**BRIEF:** In the records that follow, locate every line with "Change" and extract it.
++++ INFORMATION SHOWN ++++
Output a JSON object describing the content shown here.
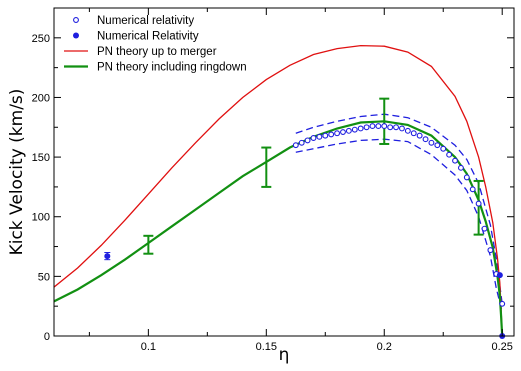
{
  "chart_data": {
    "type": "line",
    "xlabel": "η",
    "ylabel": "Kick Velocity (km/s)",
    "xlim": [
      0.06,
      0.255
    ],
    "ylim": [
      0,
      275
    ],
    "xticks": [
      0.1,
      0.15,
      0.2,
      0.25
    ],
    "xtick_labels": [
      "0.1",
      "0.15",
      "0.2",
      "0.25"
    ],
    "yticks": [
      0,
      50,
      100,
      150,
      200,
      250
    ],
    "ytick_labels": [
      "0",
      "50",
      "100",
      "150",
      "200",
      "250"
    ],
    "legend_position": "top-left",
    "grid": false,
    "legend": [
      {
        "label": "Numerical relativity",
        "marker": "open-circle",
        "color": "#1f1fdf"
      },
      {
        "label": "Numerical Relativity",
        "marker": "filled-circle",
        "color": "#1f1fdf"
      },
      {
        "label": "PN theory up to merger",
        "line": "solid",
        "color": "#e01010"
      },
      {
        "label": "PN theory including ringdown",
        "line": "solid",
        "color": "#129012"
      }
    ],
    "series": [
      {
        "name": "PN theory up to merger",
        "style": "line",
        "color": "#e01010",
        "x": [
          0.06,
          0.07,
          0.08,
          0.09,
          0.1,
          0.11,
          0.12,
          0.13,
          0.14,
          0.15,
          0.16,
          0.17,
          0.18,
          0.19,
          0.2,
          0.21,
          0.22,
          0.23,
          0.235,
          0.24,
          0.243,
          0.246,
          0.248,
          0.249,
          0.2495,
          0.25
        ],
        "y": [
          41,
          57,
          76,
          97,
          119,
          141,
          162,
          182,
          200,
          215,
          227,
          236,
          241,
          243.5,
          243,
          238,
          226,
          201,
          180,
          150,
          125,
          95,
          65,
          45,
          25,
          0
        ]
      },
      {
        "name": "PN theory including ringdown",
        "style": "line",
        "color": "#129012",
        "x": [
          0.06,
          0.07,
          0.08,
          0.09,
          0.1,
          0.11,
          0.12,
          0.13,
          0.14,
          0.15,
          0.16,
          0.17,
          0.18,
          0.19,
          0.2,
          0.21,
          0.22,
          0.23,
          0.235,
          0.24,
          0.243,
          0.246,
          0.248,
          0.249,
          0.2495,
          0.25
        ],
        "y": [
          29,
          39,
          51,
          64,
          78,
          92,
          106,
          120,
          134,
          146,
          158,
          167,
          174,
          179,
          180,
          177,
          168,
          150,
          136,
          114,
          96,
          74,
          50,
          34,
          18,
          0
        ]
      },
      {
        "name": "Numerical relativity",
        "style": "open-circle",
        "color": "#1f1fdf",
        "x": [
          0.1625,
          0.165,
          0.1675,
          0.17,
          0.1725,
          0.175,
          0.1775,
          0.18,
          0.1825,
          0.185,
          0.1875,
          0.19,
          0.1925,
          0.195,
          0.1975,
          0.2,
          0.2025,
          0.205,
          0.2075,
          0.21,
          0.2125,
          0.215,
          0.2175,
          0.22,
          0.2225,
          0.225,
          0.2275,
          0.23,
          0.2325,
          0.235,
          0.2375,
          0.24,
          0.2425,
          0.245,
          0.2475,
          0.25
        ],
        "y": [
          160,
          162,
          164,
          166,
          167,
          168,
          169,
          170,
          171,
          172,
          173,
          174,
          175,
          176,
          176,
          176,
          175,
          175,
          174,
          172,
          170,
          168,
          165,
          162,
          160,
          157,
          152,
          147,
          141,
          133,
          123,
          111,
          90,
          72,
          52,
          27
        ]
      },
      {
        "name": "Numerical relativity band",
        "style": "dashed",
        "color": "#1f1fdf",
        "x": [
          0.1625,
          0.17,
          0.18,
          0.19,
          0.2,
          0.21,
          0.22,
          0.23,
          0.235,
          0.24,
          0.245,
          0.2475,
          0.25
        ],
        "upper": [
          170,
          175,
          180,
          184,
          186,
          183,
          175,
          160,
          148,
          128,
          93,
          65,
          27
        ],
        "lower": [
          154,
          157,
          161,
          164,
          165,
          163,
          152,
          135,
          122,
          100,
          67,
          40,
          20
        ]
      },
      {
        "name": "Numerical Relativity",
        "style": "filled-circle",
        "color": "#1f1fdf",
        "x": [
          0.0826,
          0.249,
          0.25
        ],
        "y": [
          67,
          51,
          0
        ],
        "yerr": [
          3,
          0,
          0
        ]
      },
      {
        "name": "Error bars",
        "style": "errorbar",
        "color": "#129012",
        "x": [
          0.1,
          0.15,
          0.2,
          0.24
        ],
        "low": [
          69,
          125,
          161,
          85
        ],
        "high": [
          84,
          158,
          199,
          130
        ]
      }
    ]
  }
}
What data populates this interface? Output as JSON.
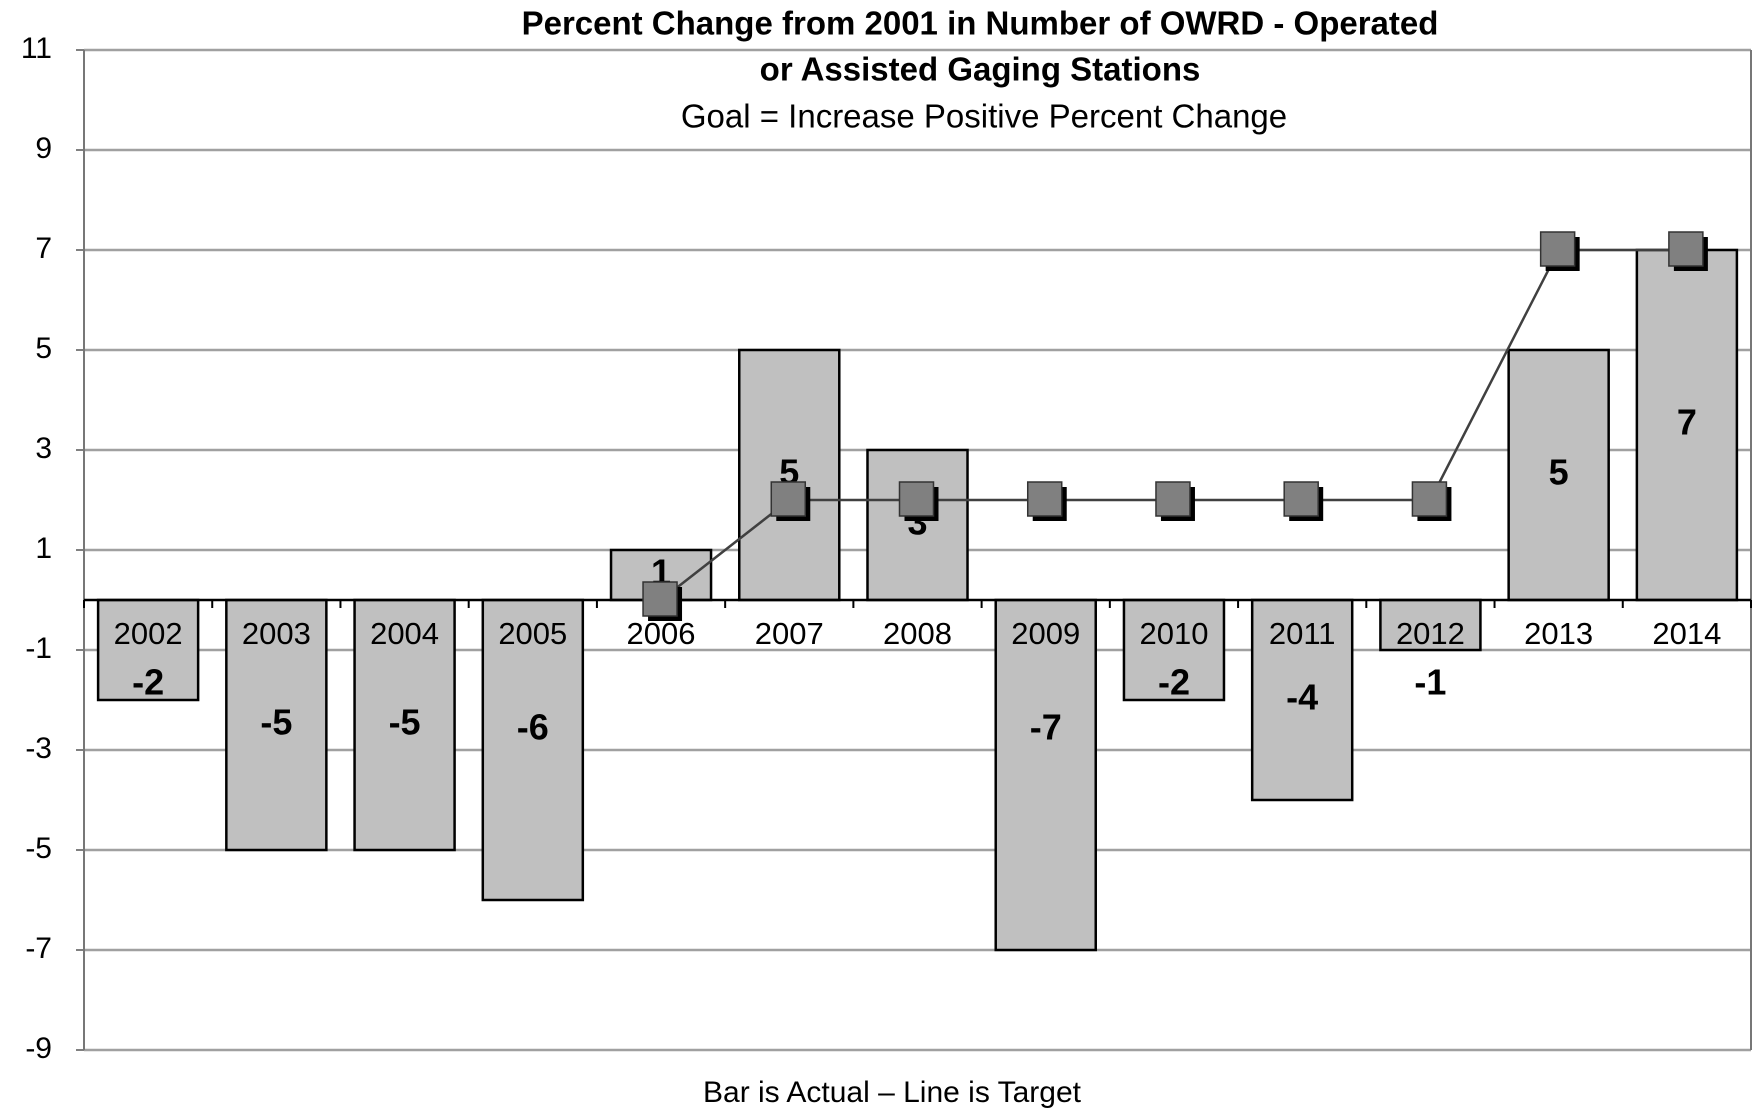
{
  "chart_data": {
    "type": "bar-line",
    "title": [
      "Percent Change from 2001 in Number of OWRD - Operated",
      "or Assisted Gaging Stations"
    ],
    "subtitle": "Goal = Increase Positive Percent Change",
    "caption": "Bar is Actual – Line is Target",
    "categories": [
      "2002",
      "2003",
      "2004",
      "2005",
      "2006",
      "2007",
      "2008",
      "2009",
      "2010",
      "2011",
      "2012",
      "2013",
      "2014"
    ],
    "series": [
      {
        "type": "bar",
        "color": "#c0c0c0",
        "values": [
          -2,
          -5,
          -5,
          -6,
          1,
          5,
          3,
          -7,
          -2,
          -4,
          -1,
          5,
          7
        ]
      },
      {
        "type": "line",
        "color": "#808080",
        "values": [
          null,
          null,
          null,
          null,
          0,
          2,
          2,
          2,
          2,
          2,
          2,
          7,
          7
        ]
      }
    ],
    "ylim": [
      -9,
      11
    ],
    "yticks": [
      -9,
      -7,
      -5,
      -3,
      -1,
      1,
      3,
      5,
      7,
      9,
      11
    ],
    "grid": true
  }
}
++++
**RESPONSE:**
      "Percent Change from 2001 in Number of OWRD - Operated",
    "subtitle": "Goal = Increase Positive Percent Change",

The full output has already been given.